To be done: Return all of the entries exactly, with nothing added or left out.

Data entries:
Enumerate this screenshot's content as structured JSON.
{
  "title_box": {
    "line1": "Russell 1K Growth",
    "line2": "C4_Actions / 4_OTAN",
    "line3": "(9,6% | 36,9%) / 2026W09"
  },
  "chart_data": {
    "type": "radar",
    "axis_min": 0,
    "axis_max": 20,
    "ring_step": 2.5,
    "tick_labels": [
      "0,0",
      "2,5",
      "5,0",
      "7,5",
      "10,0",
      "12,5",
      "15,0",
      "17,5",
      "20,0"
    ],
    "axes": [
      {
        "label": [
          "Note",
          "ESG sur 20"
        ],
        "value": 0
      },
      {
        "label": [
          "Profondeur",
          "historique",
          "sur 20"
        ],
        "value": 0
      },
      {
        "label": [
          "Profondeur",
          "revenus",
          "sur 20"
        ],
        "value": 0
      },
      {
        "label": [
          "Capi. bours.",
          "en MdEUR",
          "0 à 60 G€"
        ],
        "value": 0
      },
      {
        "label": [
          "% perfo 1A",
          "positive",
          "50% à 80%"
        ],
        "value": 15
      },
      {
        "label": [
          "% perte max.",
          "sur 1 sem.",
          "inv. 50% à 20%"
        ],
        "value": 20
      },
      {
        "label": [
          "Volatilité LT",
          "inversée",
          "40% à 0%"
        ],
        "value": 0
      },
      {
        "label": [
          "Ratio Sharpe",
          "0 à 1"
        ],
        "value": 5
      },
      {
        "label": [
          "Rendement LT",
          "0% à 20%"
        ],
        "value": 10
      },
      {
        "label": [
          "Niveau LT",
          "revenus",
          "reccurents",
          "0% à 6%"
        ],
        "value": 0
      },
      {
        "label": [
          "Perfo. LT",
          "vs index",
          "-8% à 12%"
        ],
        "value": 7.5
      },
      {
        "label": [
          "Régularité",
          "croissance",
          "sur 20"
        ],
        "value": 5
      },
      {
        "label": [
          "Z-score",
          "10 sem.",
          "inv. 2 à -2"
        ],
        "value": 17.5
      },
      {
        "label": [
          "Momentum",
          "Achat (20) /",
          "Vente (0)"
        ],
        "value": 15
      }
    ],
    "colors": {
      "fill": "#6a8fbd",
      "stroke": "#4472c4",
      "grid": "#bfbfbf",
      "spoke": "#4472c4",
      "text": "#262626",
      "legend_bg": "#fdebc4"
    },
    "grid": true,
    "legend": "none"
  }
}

Exercise result:
Enumerate this screenshot's content as structured JSON.
{
  "title_box": {
    "line1": "Russell 1K Growth",
    "line2": "C4_Actions / 4_OTAN",
    "line3": "(9,6% | 36,9%) / 2026W09"
  },
  "chart_data": {
    "type": "radar",
    "axis_min": 0,
    "axis_max": 20,
    "ring_step": 2.5,
    "tick_labels": [
      "0,0",
      "2,5",
      "5,0",
      "7,5",
      "10,0",
      "12,5",
      "15,0",
      "17,5",
      "20,0"
    ],
    "axes": [
      {
        "label": [
          "Note",
          "ESG sur 20"
        ],
        "value": 0
      },
      {
        "label": [
          "Profondeur",
          "historique",
          "sur 20"
        ],
        "value": 0
      },
      {
        "label": [
          "Profondeur",
          "revenus",
          "sur 20"
        ],
        "value": 0
      },
      {
        "label": [
          "Capi. bours.",
          "en MdEUR",
          "0 à 60 G€"
        ],
        "value": 0
      },
      {
        "label": [
          "% perfo 1A",
          "positive",
          "50% à 80%"
        ],
        "value": 15
      },
      {
        "label": [
          "% perte max.",
          "sur 1 sem.",
          "inv. 50% à 20%"
        ],
        "value": 20
      },
      {
        "label": [
          "Volatilité LT",
          "inversée",
          "40% à 0%"
        ],
        "value": 0
      },
      {
        "label": [
          "Ratio Sharpe",
          "0 à 1"
        ],
        "value": 5
      },
      {
        "label": [
          "Rendement LT",
          "0% à 20%"
        ],
        "value": 10
      },
      {
        "label": [
          "Niveau LT",
          "revenus",
          "reccurents",
          "0% à 6%"
        ],
        "value": 0
      },
      {
        "label": [
          "Perfo. LT",
          "vs index",
          "-8% à 12%"
        ],
        "value": 7.5
      },
      {
        "label": [
          "Régularité",
          "croissance",
          "sur 20"
        ],
        "value": 5
      },
      {
        "label": [
          "Z-score",
          "10 sem.",
          "inv. 2 à -2"
        ],
        "value": 17.5
      },
      {
        "label": [
          "Momentum",
          "Achat (20) /",
          "Vente (0)"
        ],
        "value": 15
      }
    ],
    "colors": {
      "fill": "#6a8fbd",
      "stroke": "#4472c4",
      "grid": "#bfbfbf",
      "spoke": "#4472c4",
      "text": "#262626",
      "legend_bg": "#fdebc4"
    },
    "grid": true,
    "legend": "none"
  }
}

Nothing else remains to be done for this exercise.